## The records
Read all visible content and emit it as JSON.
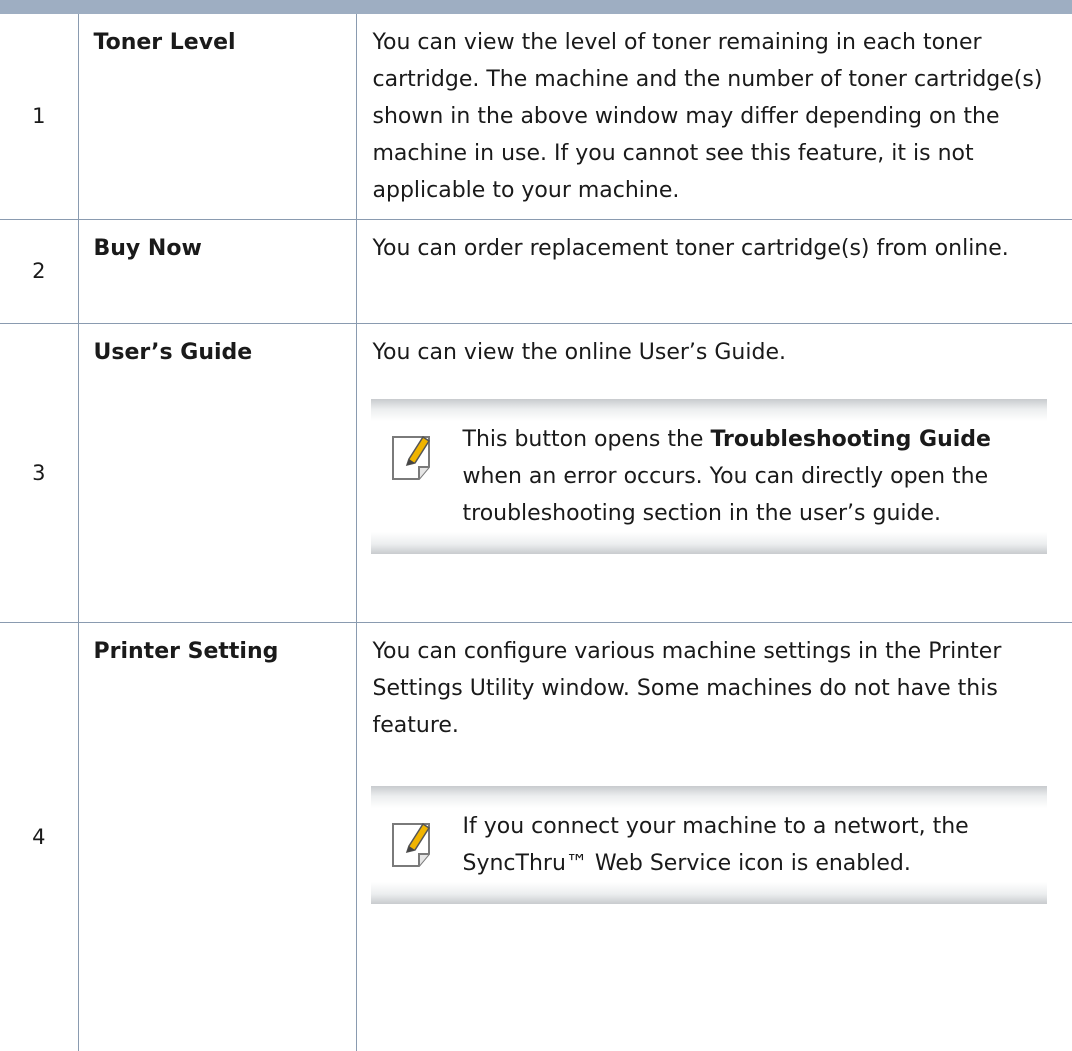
{
  "rows": [
    {
      "number": "1",
      "name": "Toner Level",
      "description": "You can view the level of toner remaining in each toner cartridge. The machine and the number of toner cartridge(s) shown in the above window may differ depending on the machine in use. If you cannot see this feature, it is not applicable to your machine."
    },
    {
      "number": "2",
      "name": "Buy Now",
      "description": "You can order replacement toner cartridge(s) from online."
    },
    {
      "number": "3",
      "name": "User’s Guide",
      "description": "You can view the online User’s Guide.",
      "note": {
        "icon": "note-pencil-icon",
        "text_before": "This button opens the ",
        "bold": "Troubleshooting Guide",
        "text_after": " when an error occurs. You can directly open the troubleshooting section in the user’s guide."
      }
    },
    {
      "number": "4",
      "name": "Printer Setting",
      "description": "You can configure various machine settings in the Printer Settings Utility window. Some machines do not have this feature.",
      "note": {
        "icon": "note-pencil-icon",
        "text": "If you connect your machine to a networt, the SyncThru™ Web Service icon is enabled."
      }
    }
  ],
  "colors": {
    "header_bar": "#9eaec2",
    "border": "#8a9bb0",
    "note_shade": "#c8cbce",
    "pencil": "#f0b400"
  }
}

## Short task
Copy all the lines of data exactly as they appear, dropping any images.

## Correct answer
Read all visible content and emit it as JSON.
{
  "rows": [
    {
      "number": "1",
      "name": "Toner Level",
      "description": "You can view the level of toner remaining in each toner cartridge. The machine and the number of toner cartridge(s) shown in the above window may differ depending on the machine in use. If you cannot see this feature, it is not applicable to your machine."
    },
    {
      "number": "2",
      "name": "Buy Now",
      "description": "You can order replacement toner cartridge(s) from online."
    },
    {
      "number": "3",
      "name": "User’s Guide",
      "description": "You can view the online User’s Guide.",
      "note": {
        "icon": "note-pencil-icon",
        "text_before": "This button opens the ",
        "bold": "Troubleshooting Guide",
        "text_after": " when an error occurs. You can directly open the troubleshooting section in the user’s guide."
      }
    },
    {
      "number": "4",
      "name": "Printer Setting",
      "description": "You can configure various machine settings in the Printer Settings Utility window. Some machines do not have this feature.",
      "note": {
        "icon": "note-pencil-icon",
        "text": "If you connect your machine to a networt, the SyncThru™ Web Service icon is enabled."
      }
    }
  ],
  "colors": {
    "header_bar": "#9eaec2",
    "border": "#8a9bb0",
    "note_shade": "#c8cbce",
    "pencil": "#f0b400"
  }
}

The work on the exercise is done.